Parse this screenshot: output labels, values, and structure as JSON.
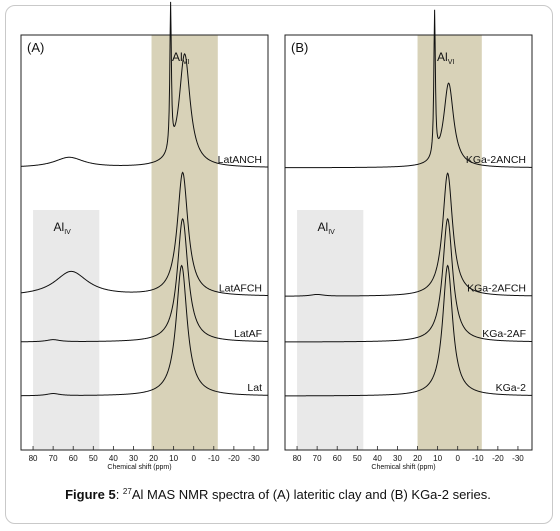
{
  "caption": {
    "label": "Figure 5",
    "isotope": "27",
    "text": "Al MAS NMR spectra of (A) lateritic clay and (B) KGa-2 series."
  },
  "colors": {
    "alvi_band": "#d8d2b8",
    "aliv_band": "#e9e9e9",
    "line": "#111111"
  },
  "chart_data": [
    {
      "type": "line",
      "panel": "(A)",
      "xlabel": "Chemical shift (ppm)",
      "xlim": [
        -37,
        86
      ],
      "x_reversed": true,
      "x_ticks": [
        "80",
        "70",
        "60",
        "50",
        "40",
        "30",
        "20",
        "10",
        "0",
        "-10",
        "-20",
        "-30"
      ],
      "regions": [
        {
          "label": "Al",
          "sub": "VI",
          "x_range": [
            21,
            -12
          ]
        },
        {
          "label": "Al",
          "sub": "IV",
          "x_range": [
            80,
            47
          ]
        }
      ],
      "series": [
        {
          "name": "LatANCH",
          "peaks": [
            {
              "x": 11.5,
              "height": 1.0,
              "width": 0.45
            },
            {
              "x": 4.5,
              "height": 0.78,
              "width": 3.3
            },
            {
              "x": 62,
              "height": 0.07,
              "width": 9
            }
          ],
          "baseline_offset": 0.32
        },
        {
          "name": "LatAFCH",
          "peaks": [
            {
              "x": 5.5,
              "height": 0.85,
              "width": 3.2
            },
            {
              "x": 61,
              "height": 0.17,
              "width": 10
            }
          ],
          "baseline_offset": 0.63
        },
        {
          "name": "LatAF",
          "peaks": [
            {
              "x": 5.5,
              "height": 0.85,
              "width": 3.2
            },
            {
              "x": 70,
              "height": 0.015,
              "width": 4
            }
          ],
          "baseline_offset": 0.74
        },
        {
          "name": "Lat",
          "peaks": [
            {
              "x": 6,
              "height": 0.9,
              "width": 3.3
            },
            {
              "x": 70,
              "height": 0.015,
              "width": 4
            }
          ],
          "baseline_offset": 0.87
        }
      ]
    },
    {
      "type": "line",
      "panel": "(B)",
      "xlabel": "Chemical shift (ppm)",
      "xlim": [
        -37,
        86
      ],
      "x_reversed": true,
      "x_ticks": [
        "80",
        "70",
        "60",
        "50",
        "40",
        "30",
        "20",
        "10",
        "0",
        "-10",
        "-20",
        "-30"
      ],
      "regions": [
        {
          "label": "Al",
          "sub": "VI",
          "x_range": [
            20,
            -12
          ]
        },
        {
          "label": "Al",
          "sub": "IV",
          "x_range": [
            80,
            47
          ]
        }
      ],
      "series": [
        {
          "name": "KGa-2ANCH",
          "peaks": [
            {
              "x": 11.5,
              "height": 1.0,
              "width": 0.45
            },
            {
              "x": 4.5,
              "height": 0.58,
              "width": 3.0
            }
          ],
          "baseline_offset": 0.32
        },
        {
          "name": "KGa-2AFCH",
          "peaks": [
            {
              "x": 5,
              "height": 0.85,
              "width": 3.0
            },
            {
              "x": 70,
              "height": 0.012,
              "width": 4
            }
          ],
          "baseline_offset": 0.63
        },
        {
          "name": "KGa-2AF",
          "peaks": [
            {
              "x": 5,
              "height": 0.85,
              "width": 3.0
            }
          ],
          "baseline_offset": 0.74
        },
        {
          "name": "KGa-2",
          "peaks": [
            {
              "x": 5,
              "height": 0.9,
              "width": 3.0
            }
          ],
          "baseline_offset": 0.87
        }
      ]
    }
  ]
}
==
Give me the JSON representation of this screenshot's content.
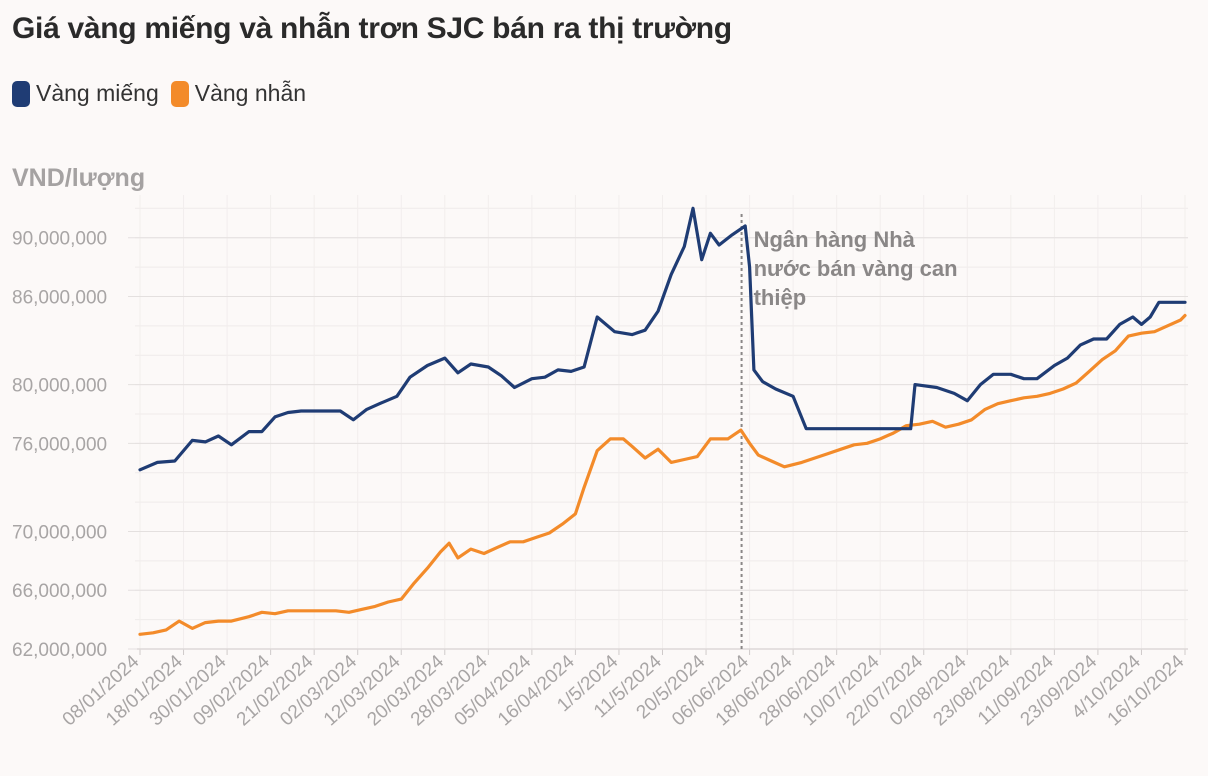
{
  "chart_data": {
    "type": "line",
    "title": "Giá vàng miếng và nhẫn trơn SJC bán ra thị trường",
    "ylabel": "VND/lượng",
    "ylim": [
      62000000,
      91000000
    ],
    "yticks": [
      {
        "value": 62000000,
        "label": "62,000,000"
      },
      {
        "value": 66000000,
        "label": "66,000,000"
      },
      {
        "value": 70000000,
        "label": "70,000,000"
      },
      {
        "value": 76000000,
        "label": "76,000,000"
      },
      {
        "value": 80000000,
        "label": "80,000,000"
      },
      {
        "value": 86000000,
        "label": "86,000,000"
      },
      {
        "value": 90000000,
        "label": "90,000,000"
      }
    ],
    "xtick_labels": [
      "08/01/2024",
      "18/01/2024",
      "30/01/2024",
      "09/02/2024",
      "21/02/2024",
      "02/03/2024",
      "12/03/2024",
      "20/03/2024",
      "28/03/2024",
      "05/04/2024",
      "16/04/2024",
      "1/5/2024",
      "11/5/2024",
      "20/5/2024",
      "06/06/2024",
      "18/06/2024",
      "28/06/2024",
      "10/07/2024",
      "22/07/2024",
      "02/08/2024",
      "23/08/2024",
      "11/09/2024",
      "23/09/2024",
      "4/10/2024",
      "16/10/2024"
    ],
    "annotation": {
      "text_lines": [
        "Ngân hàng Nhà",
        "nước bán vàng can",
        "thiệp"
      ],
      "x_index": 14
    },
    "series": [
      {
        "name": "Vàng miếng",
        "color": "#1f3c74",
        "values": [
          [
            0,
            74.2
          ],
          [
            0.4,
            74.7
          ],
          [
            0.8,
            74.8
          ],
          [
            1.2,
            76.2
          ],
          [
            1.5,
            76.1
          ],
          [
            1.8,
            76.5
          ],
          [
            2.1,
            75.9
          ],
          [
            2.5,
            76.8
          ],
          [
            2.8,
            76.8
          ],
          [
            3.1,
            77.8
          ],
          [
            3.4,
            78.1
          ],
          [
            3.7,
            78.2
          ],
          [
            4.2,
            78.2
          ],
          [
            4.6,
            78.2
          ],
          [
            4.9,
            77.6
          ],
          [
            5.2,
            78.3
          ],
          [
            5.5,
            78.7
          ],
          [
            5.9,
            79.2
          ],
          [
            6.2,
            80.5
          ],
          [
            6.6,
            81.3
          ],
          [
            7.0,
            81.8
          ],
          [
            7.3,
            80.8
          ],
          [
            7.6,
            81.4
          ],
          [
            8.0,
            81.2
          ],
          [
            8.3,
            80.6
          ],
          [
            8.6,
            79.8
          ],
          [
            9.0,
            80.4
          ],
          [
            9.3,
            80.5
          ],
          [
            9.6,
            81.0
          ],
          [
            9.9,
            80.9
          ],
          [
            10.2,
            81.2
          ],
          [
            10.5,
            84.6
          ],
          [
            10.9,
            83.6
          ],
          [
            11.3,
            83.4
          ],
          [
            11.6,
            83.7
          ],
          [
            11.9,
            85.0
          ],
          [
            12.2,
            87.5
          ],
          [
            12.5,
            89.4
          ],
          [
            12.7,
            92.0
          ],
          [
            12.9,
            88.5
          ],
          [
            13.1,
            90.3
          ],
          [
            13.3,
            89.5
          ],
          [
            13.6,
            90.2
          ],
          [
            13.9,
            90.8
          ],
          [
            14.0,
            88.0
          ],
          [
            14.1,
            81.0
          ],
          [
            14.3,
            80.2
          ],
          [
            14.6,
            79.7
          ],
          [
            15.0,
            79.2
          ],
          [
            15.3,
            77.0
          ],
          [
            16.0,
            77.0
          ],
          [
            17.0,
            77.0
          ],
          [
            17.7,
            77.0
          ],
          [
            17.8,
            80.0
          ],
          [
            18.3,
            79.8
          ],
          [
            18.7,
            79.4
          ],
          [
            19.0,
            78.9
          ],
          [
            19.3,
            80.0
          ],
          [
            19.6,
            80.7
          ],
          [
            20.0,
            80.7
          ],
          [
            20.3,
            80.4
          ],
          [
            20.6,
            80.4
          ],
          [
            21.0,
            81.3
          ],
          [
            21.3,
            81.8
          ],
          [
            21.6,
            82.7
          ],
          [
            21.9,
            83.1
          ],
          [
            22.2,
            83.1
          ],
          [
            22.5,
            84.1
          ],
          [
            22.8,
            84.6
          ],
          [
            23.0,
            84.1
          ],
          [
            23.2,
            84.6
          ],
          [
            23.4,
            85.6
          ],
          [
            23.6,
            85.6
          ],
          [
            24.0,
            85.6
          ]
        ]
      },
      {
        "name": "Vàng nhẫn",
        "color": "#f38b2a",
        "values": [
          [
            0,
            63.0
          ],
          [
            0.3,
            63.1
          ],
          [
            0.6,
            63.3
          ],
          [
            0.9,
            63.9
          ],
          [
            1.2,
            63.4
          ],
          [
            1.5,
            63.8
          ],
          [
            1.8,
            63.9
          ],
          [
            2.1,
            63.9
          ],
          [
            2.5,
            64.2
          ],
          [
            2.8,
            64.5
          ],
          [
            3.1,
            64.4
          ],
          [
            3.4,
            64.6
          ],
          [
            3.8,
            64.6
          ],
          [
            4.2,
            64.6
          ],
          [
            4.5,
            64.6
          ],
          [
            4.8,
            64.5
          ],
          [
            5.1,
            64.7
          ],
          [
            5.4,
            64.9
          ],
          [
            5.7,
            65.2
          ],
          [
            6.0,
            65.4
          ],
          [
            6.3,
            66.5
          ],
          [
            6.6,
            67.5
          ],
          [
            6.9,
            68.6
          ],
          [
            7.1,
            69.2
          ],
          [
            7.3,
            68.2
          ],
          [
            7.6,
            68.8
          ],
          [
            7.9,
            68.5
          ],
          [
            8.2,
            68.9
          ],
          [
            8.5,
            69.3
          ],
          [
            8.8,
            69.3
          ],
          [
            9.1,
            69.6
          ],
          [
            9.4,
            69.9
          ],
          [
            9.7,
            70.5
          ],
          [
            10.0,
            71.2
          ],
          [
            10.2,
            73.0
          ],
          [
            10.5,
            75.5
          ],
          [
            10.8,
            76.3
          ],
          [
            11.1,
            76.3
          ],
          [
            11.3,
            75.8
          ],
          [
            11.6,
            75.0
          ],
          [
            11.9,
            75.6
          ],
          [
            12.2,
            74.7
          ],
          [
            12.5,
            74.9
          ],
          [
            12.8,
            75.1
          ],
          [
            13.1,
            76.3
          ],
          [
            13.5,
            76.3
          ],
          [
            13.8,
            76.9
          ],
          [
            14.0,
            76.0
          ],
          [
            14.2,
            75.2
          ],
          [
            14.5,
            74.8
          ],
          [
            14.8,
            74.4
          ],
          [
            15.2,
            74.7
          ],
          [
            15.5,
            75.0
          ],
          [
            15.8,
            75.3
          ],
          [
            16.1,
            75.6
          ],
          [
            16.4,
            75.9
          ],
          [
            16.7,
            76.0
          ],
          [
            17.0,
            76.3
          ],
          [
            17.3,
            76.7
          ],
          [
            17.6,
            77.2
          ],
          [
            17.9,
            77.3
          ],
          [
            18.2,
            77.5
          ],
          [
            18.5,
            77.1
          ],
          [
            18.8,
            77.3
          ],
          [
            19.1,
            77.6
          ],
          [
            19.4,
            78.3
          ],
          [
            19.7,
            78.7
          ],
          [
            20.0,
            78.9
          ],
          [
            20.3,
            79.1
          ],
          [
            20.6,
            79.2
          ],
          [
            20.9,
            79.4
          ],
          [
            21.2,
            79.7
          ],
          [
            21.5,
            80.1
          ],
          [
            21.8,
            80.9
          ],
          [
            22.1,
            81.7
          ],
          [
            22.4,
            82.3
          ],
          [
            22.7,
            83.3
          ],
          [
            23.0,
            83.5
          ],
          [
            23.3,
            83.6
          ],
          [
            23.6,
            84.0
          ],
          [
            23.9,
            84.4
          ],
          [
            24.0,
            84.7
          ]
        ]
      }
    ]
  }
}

WHAT TO WORK ON:
Search the lines above for the string "JSON" and copy each line that has it.

OUTPUT BELOW:
Parse this screenshot: output labels, values, and structure as JSON.
Give me the JSON representation of this screenshot's content.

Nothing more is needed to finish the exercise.